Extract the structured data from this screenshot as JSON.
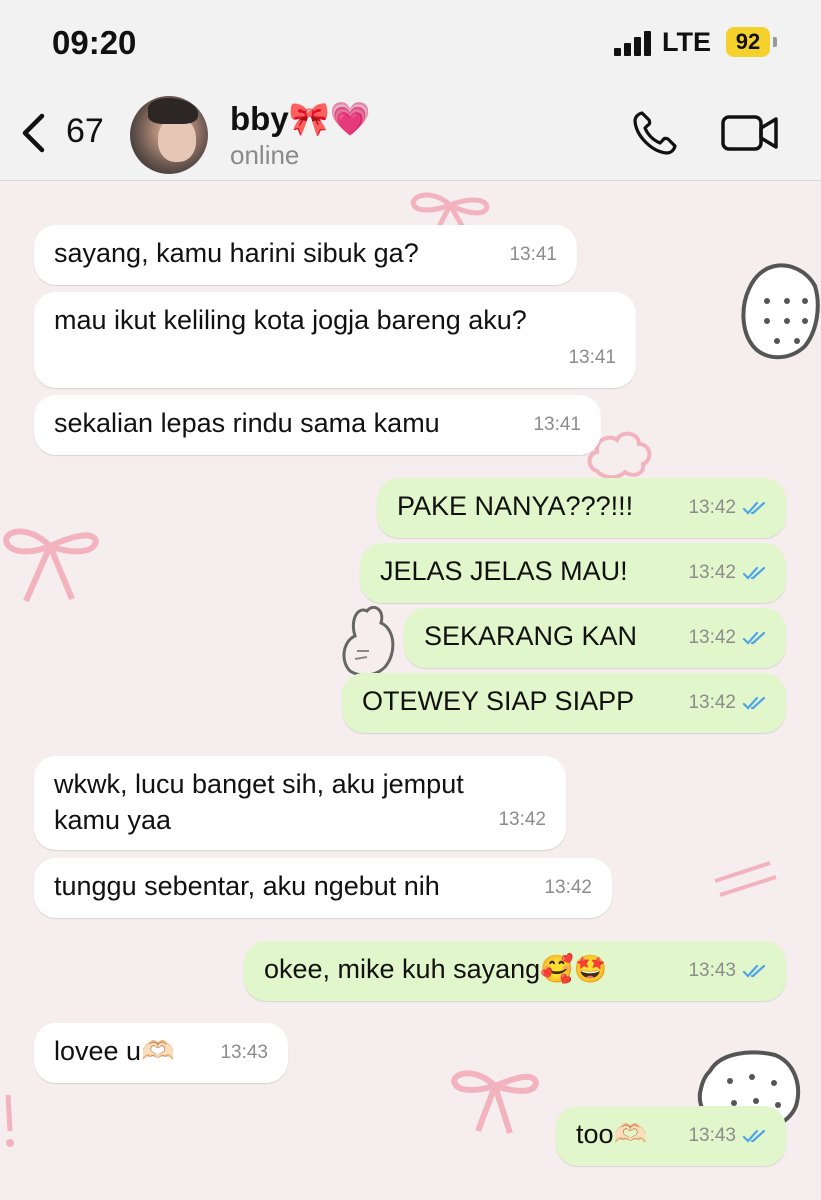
{
  "status_bar": {
    "time": "09:20",
    "network": "LTE",
    "battery": "92"
  },
  "header": {
    "back_count": "67",
    "contact_name": "bby🎀💗",
    "contact_status": "online"
  },
  "messages": [
    {
      "direction": "in",
      "text": "sayang, kamu harini sibuk ga?",
      "time": "13:41"
    },
    {
      "direction": "in",
      "text": "mau ikut keliling kota jogja bareng aku?",
      "time": "13:41"
    },
    {
      "direction": "in",
      "text": "sekalian lepas rindu sama kamu",
      "time": "13:41"
    },
    {
      "direction": "out",
      "text": "PAKE NANYA???!!!",
      "time": "13:42",
      "status": "read"
    },
    {
      "direction": "out",
      "text": "JELAS JELAS MAU!",
      "time": "13:42",
      "status": "read"
    },
    {
      "direction": "out",
      "text": "SEKARANG KAN",
      "time": "13:42",
      "status": "read"
    },
    {
      "direction": "out",
      "text": "OTEWEY SIAP SIAPP",
      "time": "13:42",
      "status": "read"
    },
    {
      "direction": "in",
      "text_line1": "wkwk, lucu banget sih, aku jemput",
      "text_line2": "kamu yaa",
      "time": "13:42"
    },
    {
      "direction": "in",
      "text": "tunggu sebentar, aku ngebut nih",
      "time": "13:42"
    },
    {
      "direction": "out",
      "text": "okee, mike kuh sayang🥰🤩",
      "time": "13:43",
      "status": "read"
    },
    {
      "direction": "in",
      "text": "lovee u🫶🏻",
      "time": "13:43"
    },
    {
      "direction": "out",
      "text": "too🫶🏻",
      "time": "13:43",
      "status": "read"
    }
  ],
  "colors": {
    "incoming_bubble": "#ffffff",
    "outgoing_bubble": "#e1f7cb",
    "read_tick": "#4fa3e8",
    "wallpaper": "#f6eeee",
    "bow": "#f2b3be"
  },
  "icons": [
    "back-chevron-icon",
    "phone-icon",
    "video-camera-icon",
    "double-check-icon",
    "signal-icon",
    "battery-icon"
  ]
}
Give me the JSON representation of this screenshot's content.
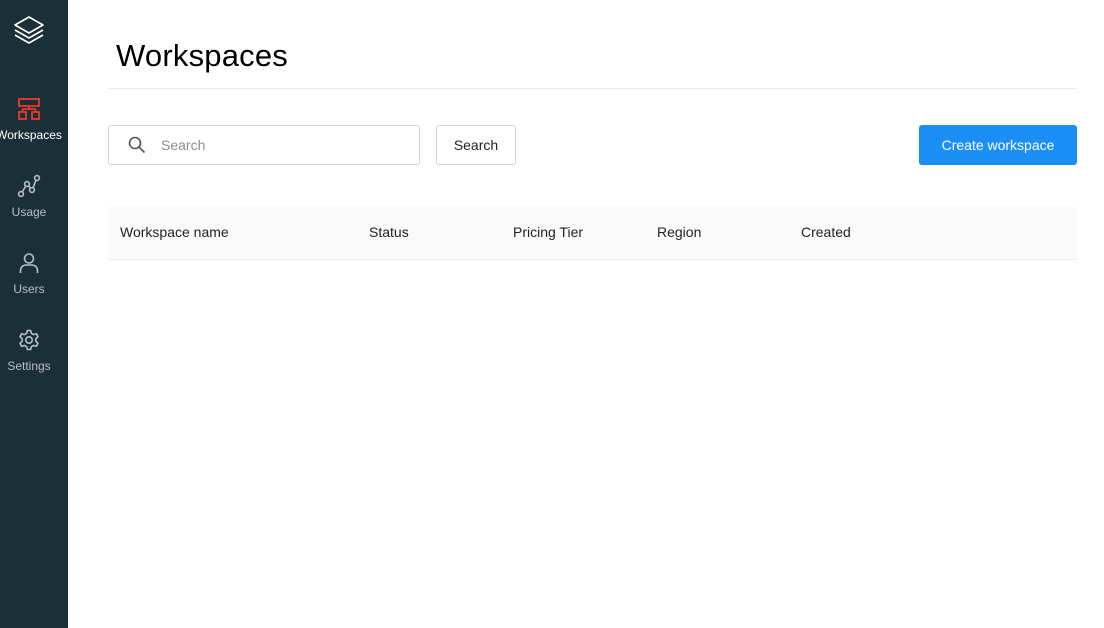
{
  "sidebar": {
    "logo_icon": "stacked-layers-icon",
    "active_color": "#ec3a2b",
    "items": [
      {
        "label": "Workspaces",
        "icon": "workspaces-hierarchy-icon",
        "active": true
      },
      {
        "label": "Usage",
        "icon": "usage-graph-icon",
        "active": false
      },
      {
        "label": "Users",
        "icon": "user-icon",
        "active": false
      },
      {
        "label": "Settings",
        "icon": "gear-icon",
        "active": false
      }
    ]
  },
  "main": {
    "title": "Workspaces",
    "search": {
      "placeholder": "Search",
      "value": "",
      "button_label": "Search"
    },
    "create_button_label": "Create workspace",
    "accent_color": "#1b8ff5",
    "table": {
      "columns": [
        "Workspace name",
        "Status",
        "Pricing Tier",
        "Region",
        "Created"
      ],
      "rows": []
    }
  }
}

::::::::::

TASK DIRECTIONS
An exact transcription of all the entries is required, without the pictures.

FULL SOLUTION
Extract the structured data from this screenshot as JSON.
{
  "status_bar": {
    "time": "09:20",
    "network": "LTE",
    "battery": "92"
  },
  "header": {
    "back_count": "67",
    "contact_name": "bby🎀💗",
    "contact_status": "online"
  },
  "messages": [
    {
      "direction": "in",
      "text": "sayang, kamu harini sibuk ga?",
      "time": "13:41"
    },
    {
      "direction": "in",
      "text": "mau ikut keliling kota jogja bareng aku?",
      "time": "13:41"
    },
    {
      "direction": "in",
      "text": "sekalian lepas rindu sama kamu",
      "time": "13:41"
    },
    {
      "direction": "out",
      "text": "PAKE NANYA???!!!",
      "time": "13:42",
      "status": "read"
    },
    {
      "direction": "out",
      "text": "JELAS JELAS MAU!",
      "time": "13:42",
      "status": "read"
    },
    {
      "direction": "out",
      "text": "SEKARANG KAN",
      "time": "13:42",
      "status": "read"
    },
    {
      "direction": "out",
      "text": "OTEWEY SIAP SIAPP",
      "time": "13:42",
      "status": "read"
    },
    {
      "direction": "in",
      "text_line1": "wkwk, lucu banget sih, aku jemput",
      "text_line2": "kamu yaa",
      "time": "13:42"
    },
    {
      "direction": "in",
      "text": "tunggu sebentar, aku ngebut nih",
      "time": "13:42"
    },
    {
      "direction": "out",
      "text": "okee, mike kuh sayang🥰🤩",
      "time": "13:43",
      "status": "read"
    },
    {
      "direction": "in",
      "text": "lovee u🫶🏻",
      "time": "13:43"
    },
    {
      "direction": "out",
      "text": "too🫶🏻",
      "time": "13:43",
      "status": "read"
    }
  ],
  "colors": {
    "incoming_bubble": "#ffffff",
    "outgoing_bubble": "#e1f7cb",
    "read_tick": "#4fa3e8",
    "wallpaper": "#f6eeee",
    "bow": "#f2b3be"
  },
  "icons": [
    "back-chevron-icon",
    "phone-icon",
    "video-camera-icon",
    "double-check-icon",
    "signal-icon",
    "battery-icon"
  ]
}
Give me the JSON representation of this screenshot's content.
{
  "sidebar": {
    "logo_icon": "stacked-layers-icon",
    "active_color": "#ec3a2b",
    "items": [
      {
        "label": "Workspaces",
        "icon": "workspaces-hierarchy-icon",
        "active": true
      },
      {
        "label": "Usage",
        "icon": "usage-graph-icon",
        "active": false
      },
      {
        "label": "Users",
        "icon": "user-icon",
        "active": false
      },
      {
        "label": "Settings",
        "icon": "gear-icon",
        "active": false
      }
    ]
  },
  "main": {
    "title": "Workspaces",
    "search": {
      "placeholder": "Search",
      "value": "",
      "button_label": "Search"
    },
    "create_button_label": "Create workspace",
    "accent_color": "#1b8ff5",
    "table": {
      "columns": [
        "Workspace name",
        "Status",
        "Pricing Tier",
        "Region",
        "Created"
      ],
      "rows": []
    }
  }
}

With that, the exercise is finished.